▸ **Data lines**:

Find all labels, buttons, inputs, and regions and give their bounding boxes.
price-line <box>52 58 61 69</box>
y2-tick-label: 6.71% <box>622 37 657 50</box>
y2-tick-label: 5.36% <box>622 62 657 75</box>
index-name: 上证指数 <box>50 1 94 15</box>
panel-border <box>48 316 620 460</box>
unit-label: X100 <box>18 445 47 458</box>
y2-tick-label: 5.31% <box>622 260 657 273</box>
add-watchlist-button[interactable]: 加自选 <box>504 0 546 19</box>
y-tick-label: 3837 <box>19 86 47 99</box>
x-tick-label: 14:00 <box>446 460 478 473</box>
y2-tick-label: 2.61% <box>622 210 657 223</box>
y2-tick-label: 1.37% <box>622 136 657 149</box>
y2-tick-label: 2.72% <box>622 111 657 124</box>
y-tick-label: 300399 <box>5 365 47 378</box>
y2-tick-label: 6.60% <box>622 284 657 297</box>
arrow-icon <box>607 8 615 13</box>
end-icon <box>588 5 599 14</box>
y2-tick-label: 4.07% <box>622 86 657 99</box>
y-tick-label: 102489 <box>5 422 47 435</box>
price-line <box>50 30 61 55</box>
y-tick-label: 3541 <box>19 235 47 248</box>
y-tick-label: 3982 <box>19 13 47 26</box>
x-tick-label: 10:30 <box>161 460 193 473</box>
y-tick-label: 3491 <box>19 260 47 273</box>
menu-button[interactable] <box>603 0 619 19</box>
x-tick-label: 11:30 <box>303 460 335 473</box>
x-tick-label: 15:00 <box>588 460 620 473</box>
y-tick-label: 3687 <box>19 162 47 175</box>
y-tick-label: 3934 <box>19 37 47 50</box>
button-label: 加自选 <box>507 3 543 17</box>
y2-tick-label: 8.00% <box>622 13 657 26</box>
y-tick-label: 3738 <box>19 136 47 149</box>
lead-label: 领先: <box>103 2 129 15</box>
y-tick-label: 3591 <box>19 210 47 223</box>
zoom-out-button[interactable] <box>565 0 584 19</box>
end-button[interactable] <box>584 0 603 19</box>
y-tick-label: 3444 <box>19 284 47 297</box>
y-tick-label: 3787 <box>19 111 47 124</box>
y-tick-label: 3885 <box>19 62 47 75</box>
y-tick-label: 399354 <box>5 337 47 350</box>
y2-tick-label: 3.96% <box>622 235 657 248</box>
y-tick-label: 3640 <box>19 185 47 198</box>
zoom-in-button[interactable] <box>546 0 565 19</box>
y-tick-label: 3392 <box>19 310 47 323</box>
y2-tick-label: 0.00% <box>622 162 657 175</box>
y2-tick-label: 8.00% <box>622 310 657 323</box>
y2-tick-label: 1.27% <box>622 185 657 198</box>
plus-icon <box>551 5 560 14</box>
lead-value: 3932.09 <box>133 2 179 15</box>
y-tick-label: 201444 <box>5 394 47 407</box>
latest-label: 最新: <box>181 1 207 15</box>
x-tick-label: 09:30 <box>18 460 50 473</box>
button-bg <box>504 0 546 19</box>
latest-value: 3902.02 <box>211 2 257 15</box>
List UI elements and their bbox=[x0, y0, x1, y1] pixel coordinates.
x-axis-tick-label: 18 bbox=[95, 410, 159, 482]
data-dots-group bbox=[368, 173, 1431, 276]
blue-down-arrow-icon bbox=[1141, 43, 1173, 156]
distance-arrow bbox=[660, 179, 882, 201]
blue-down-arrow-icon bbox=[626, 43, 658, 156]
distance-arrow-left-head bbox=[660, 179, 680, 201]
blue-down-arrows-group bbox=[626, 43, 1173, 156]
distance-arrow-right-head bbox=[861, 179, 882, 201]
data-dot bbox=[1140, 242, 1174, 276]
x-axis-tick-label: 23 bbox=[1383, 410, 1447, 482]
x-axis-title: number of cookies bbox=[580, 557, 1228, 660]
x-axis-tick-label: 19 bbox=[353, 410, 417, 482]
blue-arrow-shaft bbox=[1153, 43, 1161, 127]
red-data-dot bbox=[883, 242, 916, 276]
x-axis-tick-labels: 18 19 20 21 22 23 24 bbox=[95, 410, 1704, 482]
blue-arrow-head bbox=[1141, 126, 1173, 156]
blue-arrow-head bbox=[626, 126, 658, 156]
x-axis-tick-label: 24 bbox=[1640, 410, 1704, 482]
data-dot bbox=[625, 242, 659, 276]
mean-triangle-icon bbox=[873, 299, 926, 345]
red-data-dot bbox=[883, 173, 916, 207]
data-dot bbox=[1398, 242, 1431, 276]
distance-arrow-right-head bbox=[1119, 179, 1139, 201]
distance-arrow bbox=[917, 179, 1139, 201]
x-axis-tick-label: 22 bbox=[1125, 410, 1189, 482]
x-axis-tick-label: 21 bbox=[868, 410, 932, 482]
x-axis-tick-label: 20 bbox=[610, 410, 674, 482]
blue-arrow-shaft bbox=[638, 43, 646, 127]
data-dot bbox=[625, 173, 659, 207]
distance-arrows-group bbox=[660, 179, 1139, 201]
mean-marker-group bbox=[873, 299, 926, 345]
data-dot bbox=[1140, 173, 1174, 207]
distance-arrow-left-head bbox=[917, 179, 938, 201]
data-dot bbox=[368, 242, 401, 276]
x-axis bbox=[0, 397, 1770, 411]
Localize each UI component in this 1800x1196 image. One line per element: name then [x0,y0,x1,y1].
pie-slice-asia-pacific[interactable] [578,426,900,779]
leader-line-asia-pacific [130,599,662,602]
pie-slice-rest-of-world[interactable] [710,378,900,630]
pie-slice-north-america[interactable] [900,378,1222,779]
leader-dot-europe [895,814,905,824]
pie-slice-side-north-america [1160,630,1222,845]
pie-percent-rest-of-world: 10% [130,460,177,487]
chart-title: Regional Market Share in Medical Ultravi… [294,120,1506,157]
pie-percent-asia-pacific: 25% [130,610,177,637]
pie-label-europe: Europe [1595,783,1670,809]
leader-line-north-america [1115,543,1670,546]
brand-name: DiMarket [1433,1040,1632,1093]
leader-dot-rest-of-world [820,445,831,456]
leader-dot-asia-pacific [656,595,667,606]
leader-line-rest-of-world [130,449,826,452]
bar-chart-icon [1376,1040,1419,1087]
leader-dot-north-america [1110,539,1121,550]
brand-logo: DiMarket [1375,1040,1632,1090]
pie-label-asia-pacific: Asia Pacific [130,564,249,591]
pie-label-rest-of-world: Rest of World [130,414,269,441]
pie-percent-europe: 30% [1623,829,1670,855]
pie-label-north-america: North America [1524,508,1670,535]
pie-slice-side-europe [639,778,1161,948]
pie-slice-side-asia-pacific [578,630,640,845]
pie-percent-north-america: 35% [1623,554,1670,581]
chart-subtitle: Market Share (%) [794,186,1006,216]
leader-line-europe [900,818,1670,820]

▸ **Exercise brief**:
Copy every line of the entries above word for word, with no changes.

▸ **Response to this task**:
Find all labels, buttons, inputs, and regions and give their bounding boxes.
price-line <box>52 58 61 69</box>
y2-tick-label: 6.71% <box>622 37 657 50</box>
y2-tick-label: 5.36% <box>622 62 657 75</box>
index-name: 上证指数 <box>50 1 94 15</box>
panel-border <box>48 316 620 460</box>
unit-label: X100 <box>18 445 47 458</box>
y2-tick-label: 5.31% <box>622 260 657 273</box>
add-watchlist-button[interactable]: 加自选 <box>504 0 546 19</box>
y-tick-label: 3837 <box>19 86 47 99</box>
x-tick-label: 14:00 <box>446 460 478 473</box>
y2-tick-label: 2.61% <box>622 210 657 223</box>
y2-tick-label: 1.37% <box>622 136 657 149</box>
y2-tick-label: 2.72% <box>622 111 657 124</box>
y-tick-label: 300399 <box>5 365 47 378</box>
y2-tick-label: 6.60% <box>622 284 657 297</box>
arrow-icon <box>607 8 615 13</box>
end-icon <box>588 5 599 14</box>
y2-tick-label: 4.07% <box>622 86 657 99</box>
y-tick-label: 102489 <box>5 422 47 435</box>
price-line <box>50 30 61 55</box>
y-tick-label: 3541 <box>19 235 47 248</box>
y-tick-label: 3982 <box>19 13 47 26</box>
x-tick-label: 10:30 <box>161 460 193 473</box>
y-tick-label: 3491 <box>19 260 47 273</box>
menu-button[interactable] <box>603 0 619 19</box>
x-tick-label: 11:30 <box>303 460 335 473</box>
x-tick-label: 15:00 <box>588 460 620 473</box>
y-tick-label: 3687 <box>19 162 47 175</box>
y-tick-label: 3934 <box>19 37 47 50</box>
button-label: 加自选 <box>507 3 543 17</box>
y2-tick-label: 8.00% <box>622 13 657 26</box>
y-tick-label: 3738 <box>19 136 47 149</box>
lead-label: 领先: <box>103 2 129 15</box>
y-tick-label: 3591 <box>19 210 47 223</box>
zoom-out-button[interactable] <box>565 0 584 19</box>
end-button[interactable] <box>584 0 603 19</box>
y-tick-label: 3444 <box>19 284 47 297</box>
y-tick-label: 3787 <box>19 111 47 124</box>
y-tick-label: 3885 <box>19 62 47 75</box>
y-tick-label: 399354 <box>5 337 47 350</box>
y2-tick-label: 3.96% <box>622 235 657 248</box>
y-tick-label: 3640 <box>19 185 47 198</box>
zoom-in-button[interactable] <box>546 0 565 19</box>
y-tick-label: 3392 <box>19 310 47 323</box>
y2-tick-label: 0.00% <box>622 162 657 175</box>
y2-tick-label: 8.00% <box>622 310 657 323</box>
y2-tick-label: 1.27% <box>622 185 657 198</box>
plus-icon <box>551 5 560 14</box>
lead-value: 3932.09 <box>133 2 179 15</box>
y-tick-label: 201444 <box>5 394 47 407</box>
latest-label: 最新: <box>181 1 207 15</box>
x-tick-label: 09:30 <box>18 460 50 473</box>
button-bg <box>504 0 546 19</box>
latest-value: 3902.02 <box>211 2 257 15</box>
List UI elements and their bbox=[x0, y0, x1, y1] pixel coordinates.
x-axis-tick-label: 18 bbox=[95, 410, 159, 482]
data-dots-group bbox=[368, 173, 1431, 276]
blue-down-arrow-icon bbox=[1141, 43, 1173, 156]
distance-arrow bbox=[660, 179, 882, 201]
blue-down-arrow-icon bbox=[626, 43, 658, 156]
distance-arrow-left-head bbox=[660, 179, 680, 201]
blue-down-arrows-group bbox=[626, 43, 1173, 156]
distance-arrow-right-head bbox=[861, 179, 882, 201]
data-dot bbox=[1140, 242, 1174, 276]
x-axis-tick-label: 23 bbox=[1383, 410, 1447, 482]
x-axis-title: number of cookies bbox=[580, 557, 1228, 660]
x-axis-tick-label: 19 bbox=[353, 410, 417, 482]
blue-arrow-shaft bbox=[1153, 43, 1161, 127]
red-data-dot bbox=[883, 242, 916, 276]
x-axis-tick-labels: 18 19 20 21 22 23 24 bbox=[95, 410, 1704, 482]
blue-arrow-head bbox=[1141, 126, 1173, 156]
blue-arrow-head bbox=[626, 126, 658, 156]
x-axis-tick-label: 24 bbox=[1640, 410, 1704, 482]
data-dot bbox=[625, 242, 659, 276]
mean-triangle-icon bbox=[873, 299, 926, 345]
red-data-dot bbox=[883, 173, 916, 207]
data-dot bbox=[1398, 242, 1431, 276]
distance-arrow-right-head bbox=[1119, 179, 1139, 201]
distance-arrow bbox=[917, 179, 1139, 201]
x-axis-tick-label: 22 bbox=[1125, 410, 1189, 482]
x-axis-tick-label: 21 bbox=[868, 410, 932, 482]
x-axis-tick-label: 20 bbox=[610, 410, 674, 482]
blue-arrow-shaft bbox=[638, 43, 646, 127]
data-dot bbox=[625, 173, 659, 207]
distance-arrows-group bbox=[660, 179, 1139, 201]
mean-marker-group bbox=[873, 299, 926, 345]
data-dot bbox=[1140, 173, 1174, 207]
distance-arrow-left-head bbox=[917, 179, 938, 201]
data-dot bbox=[368, 242, 401, 276]
x-axis bbox=[0, 397, 1770, 411]
Localize each UI component in this 1800x1196 image. One line per element: name then [x0,y0,x1,y1].
pie-slice-asia-pacific[interactable] [578,426,900,779]
leader-line-asia-pacific [130,599,662,602]
pie-slice-rest-of-world[interactable] [710,378,900,630]
pie-slice-north-america[interactable] [900,378,1222,779]
leader-dot-europe [895,814,905,824]
pie-slice-side-north-america [1160,630,1222,845]
pie-percent-rest-of-world: 10% [130,460,177,487]
chart-title: Regional Market Share in Medical Ultravi… [294,120,1506,157]
pie-percent-asia-pacific: 25% [130,610,177,637]
pie-label-europe: Europe [1595,783,1670,809]
leader-line-north-america [1115,543,1670,546]
brand-name: DiMarket [1433,1040,1632,1093]
leader-dot-rest-of-world [820,445,831,456]
leader-dot-asia-pacific [656,595,667,606]
leader-line-rest-of-world [130,449,826,452]
bar-chart-icon [1376,1040,1419,1087]
leader-dot-north-america [1110,539,1121,550]
brand-logo: DiMarket [1375,1040,1632,1090]
pie-label-asia-pacific: Asia Pacific [130,564,249,591]
pie-label-rest-of-world: Rest of World [130,414,269,441]
pie-percent-europe: 30% [1623,829,1670,855]
pie-label-north-america: North America [1524,508,1670,535]
pie-slice-side-europe [639,778,1161,948]
pie-slice-side-asia-pacific [578,630,640,845]
pie-percent-north-america: 35% [1623,554,1670,581]
chart-subtitle: Market Share (%) [794,186,1006,216]
leader-line-europe [900,818,1670,820]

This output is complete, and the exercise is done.